SOURCE DATA:
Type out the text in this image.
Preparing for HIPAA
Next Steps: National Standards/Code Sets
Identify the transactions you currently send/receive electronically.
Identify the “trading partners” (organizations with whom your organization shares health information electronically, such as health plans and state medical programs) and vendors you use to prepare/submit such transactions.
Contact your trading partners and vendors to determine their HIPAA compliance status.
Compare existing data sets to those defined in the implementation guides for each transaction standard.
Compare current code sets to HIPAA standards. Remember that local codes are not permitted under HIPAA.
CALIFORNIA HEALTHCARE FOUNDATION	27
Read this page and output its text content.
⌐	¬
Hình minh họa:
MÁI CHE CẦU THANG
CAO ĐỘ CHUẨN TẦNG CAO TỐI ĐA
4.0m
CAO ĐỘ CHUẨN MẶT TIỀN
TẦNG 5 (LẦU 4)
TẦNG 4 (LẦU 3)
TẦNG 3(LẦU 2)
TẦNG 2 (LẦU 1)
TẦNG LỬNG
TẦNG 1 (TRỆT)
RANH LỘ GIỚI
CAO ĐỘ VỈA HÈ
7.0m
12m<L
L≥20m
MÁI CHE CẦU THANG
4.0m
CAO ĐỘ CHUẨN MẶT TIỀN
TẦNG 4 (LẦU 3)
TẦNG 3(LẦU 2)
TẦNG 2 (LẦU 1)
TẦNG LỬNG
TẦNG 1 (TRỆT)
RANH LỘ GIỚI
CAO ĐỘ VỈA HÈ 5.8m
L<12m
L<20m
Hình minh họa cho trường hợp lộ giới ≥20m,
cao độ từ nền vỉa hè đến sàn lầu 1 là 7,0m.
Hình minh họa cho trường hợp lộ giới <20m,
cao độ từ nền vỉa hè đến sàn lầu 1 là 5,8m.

DO THIS: Gather every line from the listing above in which "text" appears, and copy those lines.

TASK RESPONSE:
Type out the text in this image.
Read this page and output its text content.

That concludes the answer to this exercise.